#### Information shown
===============

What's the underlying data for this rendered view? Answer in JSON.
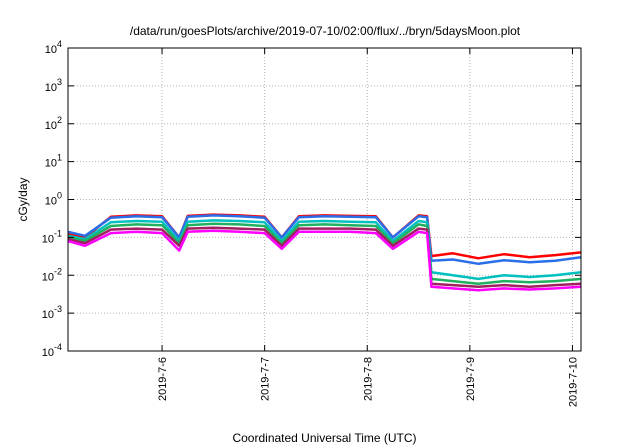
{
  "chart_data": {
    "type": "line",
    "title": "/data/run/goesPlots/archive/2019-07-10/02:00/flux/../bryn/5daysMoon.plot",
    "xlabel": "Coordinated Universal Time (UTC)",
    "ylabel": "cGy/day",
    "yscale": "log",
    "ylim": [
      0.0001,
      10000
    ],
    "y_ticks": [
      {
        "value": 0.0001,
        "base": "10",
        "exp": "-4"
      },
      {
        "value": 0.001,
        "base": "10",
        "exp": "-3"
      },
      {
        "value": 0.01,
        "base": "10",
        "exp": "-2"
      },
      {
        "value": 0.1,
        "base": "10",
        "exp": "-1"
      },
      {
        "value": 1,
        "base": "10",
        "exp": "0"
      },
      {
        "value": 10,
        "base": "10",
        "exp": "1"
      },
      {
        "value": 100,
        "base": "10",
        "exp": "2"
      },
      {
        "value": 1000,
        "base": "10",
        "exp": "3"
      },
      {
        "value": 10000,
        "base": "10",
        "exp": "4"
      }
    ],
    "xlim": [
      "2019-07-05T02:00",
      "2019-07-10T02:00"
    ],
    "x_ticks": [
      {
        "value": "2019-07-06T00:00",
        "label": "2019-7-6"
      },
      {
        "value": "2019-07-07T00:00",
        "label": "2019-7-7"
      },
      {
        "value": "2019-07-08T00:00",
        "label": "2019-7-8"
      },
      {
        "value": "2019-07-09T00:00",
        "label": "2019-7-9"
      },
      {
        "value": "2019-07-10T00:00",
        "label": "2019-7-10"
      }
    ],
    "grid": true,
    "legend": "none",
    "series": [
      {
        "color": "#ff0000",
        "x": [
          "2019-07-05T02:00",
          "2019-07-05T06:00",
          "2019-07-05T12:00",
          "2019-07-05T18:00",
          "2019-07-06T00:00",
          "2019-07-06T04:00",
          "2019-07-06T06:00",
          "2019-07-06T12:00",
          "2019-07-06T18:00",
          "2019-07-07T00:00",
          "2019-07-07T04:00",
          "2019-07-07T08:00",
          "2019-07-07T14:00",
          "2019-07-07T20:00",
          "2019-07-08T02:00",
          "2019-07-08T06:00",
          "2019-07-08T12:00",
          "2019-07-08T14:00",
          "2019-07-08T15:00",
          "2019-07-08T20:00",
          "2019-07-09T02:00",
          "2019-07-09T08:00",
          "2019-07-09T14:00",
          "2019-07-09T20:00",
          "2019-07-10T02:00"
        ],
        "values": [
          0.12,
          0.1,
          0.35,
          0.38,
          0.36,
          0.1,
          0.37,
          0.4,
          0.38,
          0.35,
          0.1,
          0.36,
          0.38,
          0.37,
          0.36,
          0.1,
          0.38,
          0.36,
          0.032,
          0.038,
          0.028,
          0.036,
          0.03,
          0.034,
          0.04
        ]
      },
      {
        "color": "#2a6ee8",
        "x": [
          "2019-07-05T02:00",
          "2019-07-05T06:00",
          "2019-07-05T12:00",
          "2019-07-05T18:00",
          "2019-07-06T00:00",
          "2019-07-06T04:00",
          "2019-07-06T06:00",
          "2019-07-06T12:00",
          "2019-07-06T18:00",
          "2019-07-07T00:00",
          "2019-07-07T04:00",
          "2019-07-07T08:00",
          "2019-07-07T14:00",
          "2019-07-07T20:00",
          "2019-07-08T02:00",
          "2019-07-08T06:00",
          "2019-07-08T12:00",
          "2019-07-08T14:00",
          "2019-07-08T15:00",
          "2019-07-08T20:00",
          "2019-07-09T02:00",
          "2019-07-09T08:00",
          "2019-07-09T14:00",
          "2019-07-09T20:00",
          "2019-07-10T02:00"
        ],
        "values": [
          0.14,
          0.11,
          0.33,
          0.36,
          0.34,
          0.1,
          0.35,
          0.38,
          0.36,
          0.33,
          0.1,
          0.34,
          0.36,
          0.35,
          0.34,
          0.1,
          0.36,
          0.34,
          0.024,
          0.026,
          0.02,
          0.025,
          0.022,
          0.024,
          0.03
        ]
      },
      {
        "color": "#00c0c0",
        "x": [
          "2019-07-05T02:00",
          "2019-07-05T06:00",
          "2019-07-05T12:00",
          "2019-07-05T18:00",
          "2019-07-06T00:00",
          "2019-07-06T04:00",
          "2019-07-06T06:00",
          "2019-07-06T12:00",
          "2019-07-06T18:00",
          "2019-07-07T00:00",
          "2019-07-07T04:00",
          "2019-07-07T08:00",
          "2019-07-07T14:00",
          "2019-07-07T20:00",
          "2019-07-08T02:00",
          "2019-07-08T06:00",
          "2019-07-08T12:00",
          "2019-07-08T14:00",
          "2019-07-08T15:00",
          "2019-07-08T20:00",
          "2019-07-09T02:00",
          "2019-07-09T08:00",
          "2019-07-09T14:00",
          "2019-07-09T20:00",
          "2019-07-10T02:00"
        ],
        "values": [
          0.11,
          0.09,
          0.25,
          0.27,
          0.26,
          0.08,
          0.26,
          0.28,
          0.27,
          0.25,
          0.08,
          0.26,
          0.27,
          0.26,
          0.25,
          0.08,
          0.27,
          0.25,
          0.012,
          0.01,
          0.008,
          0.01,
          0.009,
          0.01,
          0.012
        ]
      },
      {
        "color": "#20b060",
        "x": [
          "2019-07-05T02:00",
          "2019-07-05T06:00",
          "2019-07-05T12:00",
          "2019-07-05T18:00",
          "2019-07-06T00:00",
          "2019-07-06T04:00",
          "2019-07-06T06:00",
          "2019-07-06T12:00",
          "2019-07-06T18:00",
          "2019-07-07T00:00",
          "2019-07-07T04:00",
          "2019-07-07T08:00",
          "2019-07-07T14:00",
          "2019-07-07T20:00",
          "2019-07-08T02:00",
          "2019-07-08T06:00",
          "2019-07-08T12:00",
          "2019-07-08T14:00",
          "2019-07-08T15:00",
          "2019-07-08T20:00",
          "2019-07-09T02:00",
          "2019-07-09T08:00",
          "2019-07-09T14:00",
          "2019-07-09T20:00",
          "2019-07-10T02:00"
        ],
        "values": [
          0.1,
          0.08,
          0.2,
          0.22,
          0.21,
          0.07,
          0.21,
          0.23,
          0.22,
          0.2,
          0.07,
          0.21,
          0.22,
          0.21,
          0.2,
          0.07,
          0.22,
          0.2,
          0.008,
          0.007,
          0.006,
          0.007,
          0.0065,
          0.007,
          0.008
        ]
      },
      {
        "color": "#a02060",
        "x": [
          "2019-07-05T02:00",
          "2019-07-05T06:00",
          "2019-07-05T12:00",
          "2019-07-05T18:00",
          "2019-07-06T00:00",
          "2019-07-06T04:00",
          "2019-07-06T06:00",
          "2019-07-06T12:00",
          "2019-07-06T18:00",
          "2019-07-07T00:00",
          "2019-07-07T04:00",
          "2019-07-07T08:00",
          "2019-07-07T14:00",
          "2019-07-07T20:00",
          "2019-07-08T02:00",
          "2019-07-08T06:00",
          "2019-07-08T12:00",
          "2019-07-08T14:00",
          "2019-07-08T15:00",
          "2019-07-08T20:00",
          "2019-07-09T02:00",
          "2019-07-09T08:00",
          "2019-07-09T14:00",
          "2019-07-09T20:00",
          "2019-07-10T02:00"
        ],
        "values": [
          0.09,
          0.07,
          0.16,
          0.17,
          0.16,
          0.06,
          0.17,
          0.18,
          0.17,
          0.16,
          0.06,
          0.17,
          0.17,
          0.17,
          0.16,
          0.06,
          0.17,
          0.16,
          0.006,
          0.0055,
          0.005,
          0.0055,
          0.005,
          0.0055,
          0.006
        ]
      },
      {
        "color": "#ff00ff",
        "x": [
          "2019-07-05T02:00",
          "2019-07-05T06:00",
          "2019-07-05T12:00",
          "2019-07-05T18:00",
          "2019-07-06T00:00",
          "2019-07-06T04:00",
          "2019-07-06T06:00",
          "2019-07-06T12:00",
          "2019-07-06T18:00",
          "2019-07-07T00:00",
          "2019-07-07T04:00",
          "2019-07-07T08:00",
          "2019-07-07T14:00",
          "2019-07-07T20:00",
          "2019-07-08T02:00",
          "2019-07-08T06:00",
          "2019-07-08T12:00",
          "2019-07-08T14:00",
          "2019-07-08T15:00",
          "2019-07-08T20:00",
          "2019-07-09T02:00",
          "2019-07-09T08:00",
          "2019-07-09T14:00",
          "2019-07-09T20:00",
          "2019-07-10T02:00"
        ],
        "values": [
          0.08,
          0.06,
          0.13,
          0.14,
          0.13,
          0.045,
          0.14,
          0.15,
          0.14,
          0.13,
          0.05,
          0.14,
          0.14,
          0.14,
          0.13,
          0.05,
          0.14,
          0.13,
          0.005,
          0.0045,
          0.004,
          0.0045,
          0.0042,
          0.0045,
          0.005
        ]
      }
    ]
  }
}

===============

#### What you will do
Return all the lines that contain the string "color".

#### Final result
        "color": "#ff0000",
        "color": "#2a6ee8",
        "color": "#00c0c0",
        "color": "#20b060",
        "color": "#a02060",
        "color": "#ff00ff",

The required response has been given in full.